Repeat the data that follows, word for word, without the images.

**** EXERCISE INPUT ****

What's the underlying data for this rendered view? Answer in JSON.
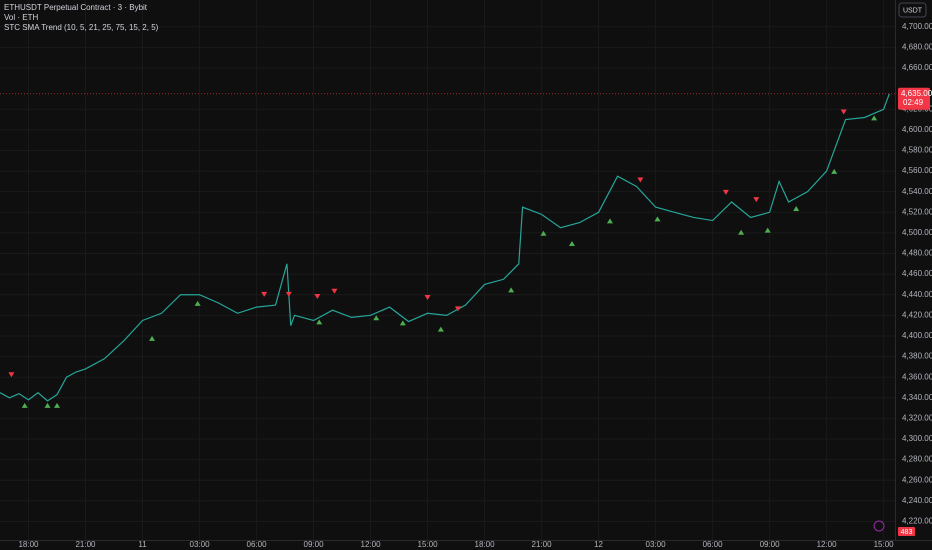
{
  "chart_data": {
    "type": "line",
    "title": "ETHUSDT Perpetual Contract · 3 · Bybit",
    "subtitle": "Vol · ETH",
    "indicator": "STC SMA Trend (10, 5, 21, 25, 75, 15, 2, 5)",
    "currency": "USDT",
    "last_price": {
      "value": 4635,
      "label": "4,635.00"
    },
    "countdown": "02:49",
    "volume_badge": 483,
    "color": "#26a69a",
    "x": [
      -1.5,
      -1,
      -0.5,
      0,
      0.5,
      1,
      1.5,
      2,
      2.5,
      3,
      4,
      5,
      6,
      7,
      8,
      9,
      10,
      11,
      12,
      13,
      13.6,
      13.8,
      14,
      15,
      16,
      17,
      18,
      19,
      20,
      21,
      22,
      23,
      24,
      25,
      25.8,
      26,
      27,
      28,
      29,
      30,
      31,
      32,
      33,
      34,
      35,
      36,
      37,
      38,
      39,
      39.5,
      40,
      41,
      42,
      43,
      44,
      45,
      45.3
    ],
    "values": [
      4345,
      4340,
      4344,
      4338,
      4345,
      4337,
      4343,
      4360,
      4365,
      4368,
      4378,
      4395,
      4415,
      4422,
      4440,
      4440,
      4432,
      4422,
      4428,
      4430,
      4470,
      4410,
      4420,
      4415,
      4425,
      4418,
      4420,
      4428,
      4414,
      4422,
      4420,
      4430,
      4450,
      4455,
      4470,
      4525,
      4518,
      4505,
      4510,
      4520,
      4555,
      4545,
      4525,
      4520,
      4515,
      4512,
      4530,
      4515,
      4520,
      4550,
      4530,
      4540,
      4560,
      4610,
      4612,
      4620,
      4635
    ],
    "buy_signals": {
      "color": "#4caf50",
      "x": [
        -0.2,
        1.0,
        1.5,
        6.5,
        8.9,
        15.3,
        18.3,
        19.7,
        21.7,
        25.4,
        27.1,
        28.6,
        30.6,
        33.1,
        37.5,
        38.9,
        40.4,
        42.4,
        44.5
      ],
      "values": [
        4338,
        4338,
        4338,
        4403,
        4437,
        4419,
        4423,
        4418,
        4412,
        4450,
        4505,
        4495,
        4517,
        4519,
        4506,
        4508,
        4529,
        4565,
        4617
      ]
    },
    "sell_signals": {
      "color": "#f23645",
      "x": [
        -0.9,
        12.4,
        13.7,
        15.2,
        16.1,
        21.0,
        22.6,
        32.2,
        36.7,
        38.3,
        42.9
      ],
      "values": [
        4357,
        4435,
        4435,
        4433,
        4438,
        4432,
        4421,
        4546,
        4534,
        4527,
        4612
      ]
    },
    "xlim": [
      -1.5,
      45.6
    ],
    "xticks": [
      {
        "value": 0,
        "label": "18:00"
      },
      {
        "value": 3,
        "label": "21:00"
      },
      {
        "value": 6,
        "label": "11"
      },
      {
        "value": 9,
        "label": "03:00"
      },
      {
        "value": 12,
        "label": "06:00"
      },
      {
        "value": 15,
        "label": "09:00"
      },
      {
        "value": 18,
        "label": "12:00"
      },
      {
        "value": 21,
        "label": "15:00"
      },
      {
        "value": 24,
        "label": "18:00"
      },
      {
        "value": 27,
        "label": "21:00"
      },
      {
        "value": 30,
        "label": "12"
      },
      {
        "value": 33,
        "label": "03:00"
      },
      {
        "value": 36,
        "label": "06:00"
      },
      {
        "value": 39,
        "label": "09:00"
      },
      {
        "value": 42,
        "label": "12:00"
      },
      {
        "value": 45,
        "label": "15:00"
      }
    ],
    "ylim": [
      4202,
      4726
    ],
    "yticks": [
      {
        "value": 4220,
        "label": "4,220.00"
      },
      {
        "value": 4240,
        "label": "4,240.00"
      },
      {
        "value": 4260,
        "label": "4,260.00"
      },
      {
        "value": 4280,
        "label": "4,280.00"
      },
      {
        "value": 4300,
        "label": "4,300.00"
      },
      {
        "value": 4320,
        "label": "4,320.00"
      },
      {
        "value": 4340,
        "label": "4,340.00"
      },
      {
        "value": 4360,
        "label": "4,360.00"
      },
      {
        "value": 4380,
        "label": "4,380.00"
      },
      {
        "value": 4400,
        "label": "4,400.00"
      },
      {
        "value": 4420,
        "label": "4,420.00"
      },
      {
        "value": 4440,
        "label": "4,440.00"
      },
      {
        "value": 4460,
        "label": "4,460.00"
      },
      {
        "value": 4480,
        "label": "4,480.00"
      },
      {
        "value": 4500,
        "label": "4,500.00"
      },
      {
        "value": 4520,
        "label": "4,520.00"
      },
      {
        "value": 4540,
        "label": "4,540.00"
      },
      {
        "value": 4560,
        "label": "4,560.00"
      },
      {
        "value": 4580,
        "label": "4,580.00"
      },
      {
        "value": 4600,
        "label": "4,600.00"
      },
      {
        "value": 4620,
        "label": "4,620.00"
      },
      {
        "value": 4660,
        "label": "4,660.00"
      },
      {
        "value": 4680,
        "label": "4,680.00"
      },
      {
        "value": 4700,
        "label": "4,700.00"
      }
    ],
    "grid": true
  }
}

****

§ **SOLUTION TO THIS TASK**
What's the underlying data for this rendered view? Answer in JSON.
{
  "chart_data": {
    "type": "line",
    "title": "ETHUSDT Perpetual Contract · 3 · Bybit",
    "subtitle": "Vol · ETH",
    "indicator": "STC SMA Trend (10, 5, 21, 25, 75, 15, 2, 5)",
    "currency": "USDT",
    "last_price": {
      "value": 4635,
      "label": "4,635.00"
    },
    "countdown": "02:49",
    "volume_badge": 483,
    "color": "#26a69a",
    "x": [
      -1.5,
      -1,
      -0.5,
      0,
      0.5,
      1,
      1.5,
      2,
      2.5,
      3,
      4,
      5,
      6,
      7,
      8,
      9,
      10,
      11,
      12,
      13,
      13.6,
      13.8,
      14,
      15,
      16,
      17,
      18,
      19,
      20,
      21,
      22,
      23,
      24,
      25,
      25.8,
      26,
      27,
      28,
      29,
      30,
      31,
      32,
      33,
      34,
      35,
      36,
      37,
      38,
      39,
      39.5,
      40,
      41,
      42,
      43,
      44,
      45,
      45.3
    ],
    "values": [
      4345,
      4340,
      4344,
      4338,
      4345,
      4337,
      4343,
      4360,
      4365,
      4368,
      4378,
      4395,
      4415,
      4422,
      4440,
      4440,
      4432,
      4422,
      4428,
      4430,
      4470,
      4410,
      4420,
      4415,
      4425,
      4418,
      4420,
      4428,
      4414,
      4422,
      4420,
      4430,
      4450,
      4455,
      4470,
      4525,
      4518,
      4505,
      4510,
      4520,
      4555,
      4545,
      4525,
      4520,
      4515,
      4512,
      4530,
      4515,
      4520,
      4550,
      4530,
      4540,
      4560,
      4610,
      4612,
      4620,
      4635
    ],
    "buy_signals": {
      "color": "#4caf50",
      "x": [
        -0.2,
        1.0,
        1.5,
        6.5,
        8.9,
        15.3,
        18.3,
        19.7,
        21.7,
        25.4,
        27.1,
        28.6,
        30.6,
        33.1,
        37.5,
        38.9,
        40.4,
        42.4,
        44.5
      ],
      "values": [
        4338,
        4338,
        4338,
        4403,
        4437,
        4419,
        4423,
        4418,
        4412,
        4450,
        4505,
        4495,
        4517,
        4519,
        4506,
        4508,
        4529,
        4565,
        4617
      ]
    },
    "sell_signals": {
      "color": "#f23645",
      "x": [
        -0.9,
        12.4,
        13.7,
        15.2,
        16.1,
        21.0,
        22.6,
        32.2,
        36.7,
        38.3,
        42.9
      ],
      "values": [
        4357,
        4435,
        4435,
        4433,
        4438,
        4432,
        4421,
        4546,
        4534,
        4527,
        4612
      ]
    },
    "xlim": [
      -1.5,
      45.6
    ],
    "xticks": [
      {
        "value": 0,
        "label": "18:00"
      },
      {
        "value": 3,
        "label": "21:00"
      },
      {
        "value": 6,
        "label": "11"
      },
      {
        "value": 9,
        "label": "03:00"
      },
      {
        "value": 12,
        "label": "06:00"
      },
      {
        "value": 15,
        "label": "09:00"
      },
      {
        "value": 18,
        "label": "12:00"
      },
      {
        "value": 21,
        "label": "15:00"
      },
      {
        "value": 24,
        "label": "18:00"
      },
      {
        "value": 27,
        "label": "21:00"
      },
      {
        "value": 30,
        "label": "12"
      },
      {
        "value": 33,
        "label": "03:00"
      },
      {
        "value": 36,
        "label": "06:00"
      },
      {
        "value": 39,
        "label": "09:00"
      },
      {
        "value": 42,
        "label": "12:00"
      },
      {
        "value": 45,
        "label": "15:00"
      }
    ],
    "ylim": [
      4202,
      4726
    ],
    "yticks": [
      {
        "value": 4220,
        "label": "4,220.00"
      },
      {
        "value": 4240,
        "label": "4,240.00"
      },
      {
        "value": 4260,
        "label": "4,260.00"
      },
      {
        "value": 4280,
        "label": "4,280.00"
      },
      {
        "value": 4300,
        "label": "4,300.00"
      },
      {
        "value": 4320,
        "label": "4,320.00"
      },
      {
        "value": 4340,
        "label": "4,340.00"
      },
      {
        "value": 4360,
        "label": "4,360.00"
      },
      {
        "value": 4380,
        "label": "4,380.00"
      },
      {
        "value": 4400,
        "label": "4,400.00"
      },
      {
        "value": 4420,
        "label": "4,420.00"
      },
      {
        "value": 4440,
        "label": "4,440.00"
      },
      {
        "value": 4460,
        "label": "4,460.00"
      },
      {
        "value": 4480,
        "label": "4,480.00"
      },
      {
        "value": 4500,
        "label": "4,500.00"
      },
      {
        "value": 4520,
        "label": "4,520.00"
      },
      {
        "value": 4540,
        "label": "4,540.00"
      },
      {
        "value": 4560,
        "label": "4,560.00"
      },
      {
        "value": 4580,
        "label": "4,580.00"
      },
      {
        "value": 4600,
        "label": "4,600.00"
      },
      {
        "value": 4620,
        "label": "4,620.00"
      },
      {
        "value": 4660,
        "label": "4,660.00"
      },
      {
        "value": 4680,
        "label": "4,680.00"
      },
      {
        "value": 4700,
        "label": "4,700.00"
      }
    ],
    "grid": true
  }
}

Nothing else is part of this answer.